- Given exercise:
Which lines in the records below contain the word "вала"? Copy each of them.

===== Recorded data =====

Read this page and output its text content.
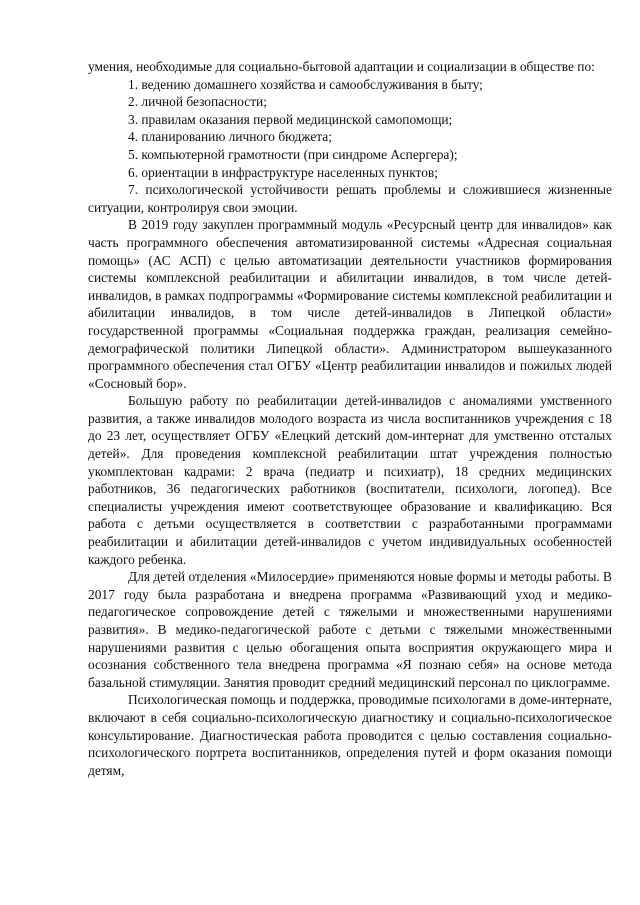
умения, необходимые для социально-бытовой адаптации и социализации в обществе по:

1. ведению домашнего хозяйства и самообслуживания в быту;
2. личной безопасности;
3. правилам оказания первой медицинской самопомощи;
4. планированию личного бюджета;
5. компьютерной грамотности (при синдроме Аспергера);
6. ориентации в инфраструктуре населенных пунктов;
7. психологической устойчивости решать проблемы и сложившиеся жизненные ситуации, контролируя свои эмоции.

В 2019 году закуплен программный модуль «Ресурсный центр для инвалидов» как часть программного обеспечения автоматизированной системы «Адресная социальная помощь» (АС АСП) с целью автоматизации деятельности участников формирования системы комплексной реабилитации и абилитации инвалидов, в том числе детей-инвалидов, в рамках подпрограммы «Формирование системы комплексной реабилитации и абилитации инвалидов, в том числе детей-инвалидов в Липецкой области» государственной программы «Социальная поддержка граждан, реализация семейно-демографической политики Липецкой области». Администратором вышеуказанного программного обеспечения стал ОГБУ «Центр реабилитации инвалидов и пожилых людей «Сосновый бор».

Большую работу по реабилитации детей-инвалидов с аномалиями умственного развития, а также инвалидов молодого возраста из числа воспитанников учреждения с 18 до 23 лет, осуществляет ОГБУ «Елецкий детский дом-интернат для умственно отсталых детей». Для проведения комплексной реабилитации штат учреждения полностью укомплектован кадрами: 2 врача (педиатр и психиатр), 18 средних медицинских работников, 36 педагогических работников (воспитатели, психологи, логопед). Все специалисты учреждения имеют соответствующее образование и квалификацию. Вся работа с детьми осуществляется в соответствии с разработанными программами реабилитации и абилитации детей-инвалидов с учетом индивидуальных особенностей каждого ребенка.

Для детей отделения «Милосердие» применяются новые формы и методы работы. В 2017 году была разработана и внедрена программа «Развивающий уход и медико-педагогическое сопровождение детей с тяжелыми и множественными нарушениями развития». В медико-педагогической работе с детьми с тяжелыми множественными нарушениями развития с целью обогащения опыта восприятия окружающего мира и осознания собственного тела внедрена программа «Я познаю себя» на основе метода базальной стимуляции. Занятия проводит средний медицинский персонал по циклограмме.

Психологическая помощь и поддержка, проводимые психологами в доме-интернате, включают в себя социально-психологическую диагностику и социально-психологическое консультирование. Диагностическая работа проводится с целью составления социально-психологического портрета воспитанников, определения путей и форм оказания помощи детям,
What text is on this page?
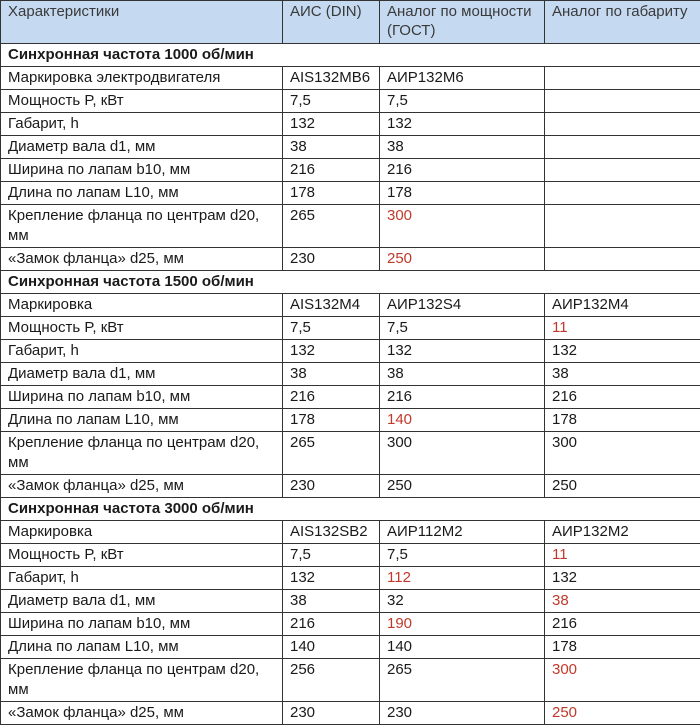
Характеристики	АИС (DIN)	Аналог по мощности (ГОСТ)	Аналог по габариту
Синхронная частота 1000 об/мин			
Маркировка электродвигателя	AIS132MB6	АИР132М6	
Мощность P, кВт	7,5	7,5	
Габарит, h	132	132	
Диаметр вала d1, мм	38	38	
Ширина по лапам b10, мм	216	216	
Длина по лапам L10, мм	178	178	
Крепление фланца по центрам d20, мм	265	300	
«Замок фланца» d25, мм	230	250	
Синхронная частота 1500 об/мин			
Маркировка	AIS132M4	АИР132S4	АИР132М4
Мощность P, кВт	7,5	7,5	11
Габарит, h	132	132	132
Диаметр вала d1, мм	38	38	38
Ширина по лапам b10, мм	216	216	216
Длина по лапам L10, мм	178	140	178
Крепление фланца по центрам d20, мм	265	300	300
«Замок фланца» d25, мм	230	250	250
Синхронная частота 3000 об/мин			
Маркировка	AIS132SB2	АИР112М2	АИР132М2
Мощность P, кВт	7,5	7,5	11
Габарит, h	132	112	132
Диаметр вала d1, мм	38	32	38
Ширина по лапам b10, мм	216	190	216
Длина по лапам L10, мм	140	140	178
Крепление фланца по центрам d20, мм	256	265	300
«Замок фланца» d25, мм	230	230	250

=====

- Final result:
Диаметр вала d1, мм	38	38	
Диаметр вала d1, мм	38	38	38
Диаметр вала d1, мм	38	32	38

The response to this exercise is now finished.